(Stored items from a collection)
———
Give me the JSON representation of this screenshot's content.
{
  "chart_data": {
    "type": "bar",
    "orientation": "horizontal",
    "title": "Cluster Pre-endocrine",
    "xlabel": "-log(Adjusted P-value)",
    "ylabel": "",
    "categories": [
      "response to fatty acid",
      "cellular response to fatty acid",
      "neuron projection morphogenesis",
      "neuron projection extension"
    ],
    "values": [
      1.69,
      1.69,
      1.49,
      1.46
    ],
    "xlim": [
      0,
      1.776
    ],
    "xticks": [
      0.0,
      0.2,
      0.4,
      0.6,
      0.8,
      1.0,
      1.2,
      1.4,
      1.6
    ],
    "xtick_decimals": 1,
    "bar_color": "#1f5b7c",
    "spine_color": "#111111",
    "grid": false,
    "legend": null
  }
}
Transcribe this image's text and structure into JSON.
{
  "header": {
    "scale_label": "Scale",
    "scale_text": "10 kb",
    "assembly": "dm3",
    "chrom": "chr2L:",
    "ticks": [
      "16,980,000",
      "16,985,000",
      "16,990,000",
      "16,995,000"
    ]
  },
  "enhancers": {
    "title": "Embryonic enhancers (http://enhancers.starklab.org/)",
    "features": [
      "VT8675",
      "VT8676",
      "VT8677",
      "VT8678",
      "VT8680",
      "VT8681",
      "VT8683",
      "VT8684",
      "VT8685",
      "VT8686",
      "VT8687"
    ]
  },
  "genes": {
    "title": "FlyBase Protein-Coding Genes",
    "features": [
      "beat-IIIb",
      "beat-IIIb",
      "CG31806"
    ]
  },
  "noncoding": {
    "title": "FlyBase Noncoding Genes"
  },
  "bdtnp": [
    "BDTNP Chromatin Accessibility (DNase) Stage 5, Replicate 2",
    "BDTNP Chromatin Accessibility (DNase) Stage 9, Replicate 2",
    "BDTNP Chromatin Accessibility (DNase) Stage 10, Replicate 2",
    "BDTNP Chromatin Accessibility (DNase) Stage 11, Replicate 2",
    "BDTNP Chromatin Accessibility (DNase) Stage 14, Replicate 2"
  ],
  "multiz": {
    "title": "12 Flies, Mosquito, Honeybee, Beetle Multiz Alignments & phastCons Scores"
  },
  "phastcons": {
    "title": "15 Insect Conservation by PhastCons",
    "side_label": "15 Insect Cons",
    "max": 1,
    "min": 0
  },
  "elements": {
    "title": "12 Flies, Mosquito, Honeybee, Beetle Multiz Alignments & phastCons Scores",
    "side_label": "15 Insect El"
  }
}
———
Exercise goal » Once you have read the records, write every one of them out again exactly.

Output for this task »
Give me the JSON representation of this screenshot's content.
{
  "chart_data": {
    "type": "bar",
    "orientation": "horizontal",
    "title": "Cluster Pre-endocrine",
    "xlabel": "-log(Adjusted P-value)",
    "ylabel": "",
    "categories": [
      "response to fatty acid",
      "cellular response to fatty acid",
      "neuron projection morphogenesis",
      "neuron projection extension"
    ],
    "values": [
      1.69,
      1.69,
      1.49,
      1.46
    ],
    "xlim": [
      0,
      1.776
    ],
    "xticks": [
      0.0,
      0.2,
      0.4,
      0.6,
      0.8,
      1.0,
      1.2,
      1.4,
      1.6
    ],
    "xtick_decimals": 1,
    "bar_color": "#1f5b7c",
    "spine_color": "#111111",
    "grid": false,
    "legend": null
  }
}
Transcribe this image's text and structure into JSON.
{
  "header": {
    "scale_label": "Scale",
    "scale_text": "10 kb",
    "assembly": "dm3",
    "chrom": "chr2L:",
    "ticks": [
      "16,980,000",
      "16,985,000",
      "16,990,000",
      "16,995,000"
    ]
  },
  "enhancers": {
    "title": "Embryonic enhancers (http://enhancers.starklab.org/)",
    "features": [
      "VT8675",
      "VT8676",
      "VT8677",
      "VT8678",
      "VT8680",
      "VT8681",
      "VT8683",
      "VT8684",
      "VT8685",
      "VT8686",
      "VT8687"
    ]
  },
  "genes": {
    "title": "FlyBase Protein-Coding Genes",
    "features": [
      "beat-IIIb",
      "beat-IIIb",
      "CG31806"
    ]
  },
  "noncoding": {
    "title": "FlyBase Noncoding Genes"
  },
  "bdtnp": [
    "BDTNP Chromatin Accessibility (DNase) Stage 5, Replicate 2",
    "BDTNP Chromatin Accessibility (DNase) Stage 9, Replicate 2",
    "BDTNP Chromatin Accessibility (DNase) Stage 10, Replicate 2",
    "BDTNP Chromatin Accessibility (DNase) Stage 11, Replicate 2",
    "BDTNP Chromatin Accessibility (DNase) Stage 14, Replicate 2"
  ],
  "multiz": {
    "title": "12 Flies, Mosquito, Honeybee, Beetle Multiz Alignments & phastCons Scores"
  },
  "phastcons": {
    "title": "15 Insect Conservation by PhastCons",
    "side_label": "15 Insect Cons",
    "max": 1,
    "min": 0
  },
  "elements": {
    "title": "12 Flies, Mosquito, Honeybee, Beetle Multiz Alignments & phastCons Scores",
    "side_label": "15 Insect El"
  }
}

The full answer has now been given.